Check every line of the material below for the string "Bergara", and return the ones that have it.

(Dataset records)
_ _ _
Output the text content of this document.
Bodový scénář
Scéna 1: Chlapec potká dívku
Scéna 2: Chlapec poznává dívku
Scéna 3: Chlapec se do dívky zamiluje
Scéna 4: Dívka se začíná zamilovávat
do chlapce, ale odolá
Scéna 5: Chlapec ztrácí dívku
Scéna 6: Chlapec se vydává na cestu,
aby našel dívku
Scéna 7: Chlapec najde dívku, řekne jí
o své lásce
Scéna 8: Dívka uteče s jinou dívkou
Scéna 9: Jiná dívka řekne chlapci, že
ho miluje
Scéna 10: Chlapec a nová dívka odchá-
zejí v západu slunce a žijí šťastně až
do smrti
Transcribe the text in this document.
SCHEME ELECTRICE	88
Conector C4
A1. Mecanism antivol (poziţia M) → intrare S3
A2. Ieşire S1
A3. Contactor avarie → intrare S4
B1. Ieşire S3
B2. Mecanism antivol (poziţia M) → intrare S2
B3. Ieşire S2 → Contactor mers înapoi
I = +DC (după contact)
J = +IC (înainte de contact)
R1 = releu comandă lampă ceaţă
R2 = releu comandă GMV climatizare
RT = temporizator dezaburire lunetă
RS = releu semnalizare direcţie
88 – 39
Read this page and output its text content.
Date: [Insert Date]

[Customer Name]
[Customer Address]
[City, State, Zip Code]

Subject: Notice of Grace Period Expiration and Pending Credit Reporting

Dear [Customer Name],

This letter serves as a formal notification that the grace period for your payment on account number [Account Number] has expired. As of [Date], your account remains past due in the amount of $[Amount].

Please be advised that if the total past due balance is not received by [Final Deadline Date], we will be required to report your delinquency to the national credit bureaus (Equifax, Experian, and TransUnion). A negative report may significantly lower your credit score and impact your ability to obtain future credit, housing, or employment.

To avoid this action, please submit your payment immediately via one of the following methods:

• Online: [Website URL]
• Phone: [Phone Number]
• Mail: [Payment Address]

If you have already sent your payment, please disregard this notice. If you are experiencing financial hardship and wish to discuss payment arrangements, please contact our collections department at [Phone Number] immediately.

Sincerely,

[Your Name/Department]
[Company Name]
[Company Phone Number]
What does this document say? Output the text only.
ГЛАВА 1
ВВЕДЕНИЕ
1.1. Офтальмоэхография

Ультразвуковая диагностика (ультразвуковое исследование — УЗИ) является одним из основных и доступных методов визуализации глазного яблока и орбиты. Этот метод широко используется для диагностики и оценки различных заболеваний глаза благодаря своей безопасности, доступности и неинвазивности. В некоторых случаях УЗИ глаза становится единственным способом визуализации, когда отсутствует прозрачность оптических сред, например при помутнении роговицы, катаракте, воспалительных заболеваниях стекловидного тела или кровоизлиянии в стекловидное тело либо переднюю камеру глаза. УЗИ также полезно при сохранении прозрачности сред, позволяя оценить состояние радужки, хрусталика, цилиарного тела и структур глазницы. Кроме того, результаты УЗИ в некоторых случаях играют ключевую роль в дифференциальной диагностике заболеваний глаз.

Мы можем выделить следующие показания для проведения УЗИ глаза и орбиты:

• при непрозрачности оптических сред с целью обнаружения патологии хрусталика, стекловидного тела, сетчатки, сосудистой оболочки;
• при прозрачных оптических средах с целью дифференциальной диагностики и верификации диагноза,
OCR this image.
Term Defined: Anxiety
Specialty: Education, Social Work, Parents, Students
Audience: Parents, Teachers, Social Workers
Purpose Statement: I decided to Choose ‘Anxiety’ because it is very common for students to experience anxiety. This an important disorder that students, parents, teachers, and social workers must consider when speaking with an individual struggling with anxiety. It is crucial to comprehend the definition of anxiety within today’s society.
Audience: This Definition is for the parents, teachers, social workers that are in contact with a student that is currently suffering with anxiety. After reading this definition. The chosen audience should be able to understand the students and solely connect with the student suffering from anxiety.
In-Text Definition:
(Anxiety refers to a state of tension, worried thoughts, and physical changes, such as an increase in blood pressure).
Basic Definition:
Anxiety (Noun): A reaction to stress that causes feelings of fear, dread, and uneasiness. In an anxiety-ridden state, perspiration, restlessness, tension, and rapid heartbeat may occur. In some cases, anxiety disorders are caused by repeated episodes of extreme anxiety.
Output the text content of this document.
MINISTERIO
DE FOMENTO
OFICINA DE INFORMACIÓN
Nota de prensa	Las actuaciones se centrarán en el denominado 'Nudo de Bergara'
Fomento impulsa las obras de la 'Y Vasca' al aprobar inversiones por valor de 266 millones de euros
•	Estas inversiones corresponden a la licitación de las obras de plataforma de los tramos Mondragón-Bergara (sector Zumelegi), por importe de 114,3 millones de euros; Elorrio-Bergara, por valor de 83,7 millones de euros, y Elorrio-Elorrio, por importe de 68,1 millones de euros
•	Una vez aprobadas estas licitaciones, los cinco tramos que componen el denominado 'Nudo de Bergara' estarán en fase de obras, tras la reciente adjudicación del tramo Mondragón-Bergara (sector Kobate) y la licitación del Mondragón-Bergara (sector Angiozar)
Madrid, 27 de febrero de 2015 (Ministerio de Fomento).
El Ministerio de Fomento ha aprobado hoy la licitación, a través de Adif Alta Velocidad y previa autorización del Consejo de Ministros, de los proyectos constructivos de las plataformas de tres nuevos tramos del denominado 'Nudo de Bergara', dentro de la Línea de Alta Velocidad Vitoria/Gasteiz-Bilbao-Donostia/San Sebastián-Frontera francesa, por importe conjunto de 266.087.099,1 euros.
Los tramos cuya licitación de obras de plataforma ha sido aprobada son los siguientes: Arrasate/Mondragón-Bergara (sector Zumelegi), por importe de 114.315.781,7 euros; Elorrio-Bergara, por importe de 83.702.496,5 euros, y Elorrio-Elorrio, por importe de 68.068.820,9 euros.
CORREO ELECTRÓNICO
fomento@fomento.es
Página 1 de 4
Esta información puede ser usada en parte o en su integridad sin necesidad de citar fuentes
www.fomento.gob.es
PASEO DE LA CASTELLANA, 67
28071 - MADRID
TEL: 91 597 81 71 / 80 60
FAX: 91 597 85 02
_ _ _
FULL ANSWER
Nota de prensa	Las actuaciones se centrarán en el denominado 'Nudo de Bergara'
•	Estas inversiones corresponden a la licitación de las obras de plataforma de los tramos Mondragón-Bergara (sector Zumelegi), por importe de 114,3 millones de euros; Elorrio-Bergara, por valor de 83,7 millones de euros, y Elorrio-Elorrio, por importe de 68,1 millones de euros
•	Una vez aprobadas estas licitaciones, los cinco tramos que componen el denominado 'Nudo de Bergara' estarán en fase de obras, tras la reciente adjudicación del tramo Mondragón-Bergara (sector Kobate) y la licitación del Mondragón-Bergara (sector Angiozar)
El Ministerio de Fomento ha aprobado hoy la licitación, a través de Adif Alta Velocidad y previa autorización del Consejo de Ministros, de los proyectos constructivos de las plataformas de tres nuevos tramos del denominado 'Nudo de Bergara', dentro de la Línea de Alta Velocidad Vitoria/Gasteiz-Bilbao-Donostia/San Sebastián-Frontera francesa, por importe conjunto de 266.087.099,1 euros.
Los tramos cuya licitación de obras de plataforma ha sido aprobada son los siguientes: Arrasate/Mondragón-Bergara (sector Zumelegi), por importe de 114.315.781,7 euros; Elorrio-Bergara, por importe de 83.702.496,5 euros, y Elorrio-Elorrio, por importe de 68.068.820,9 euros.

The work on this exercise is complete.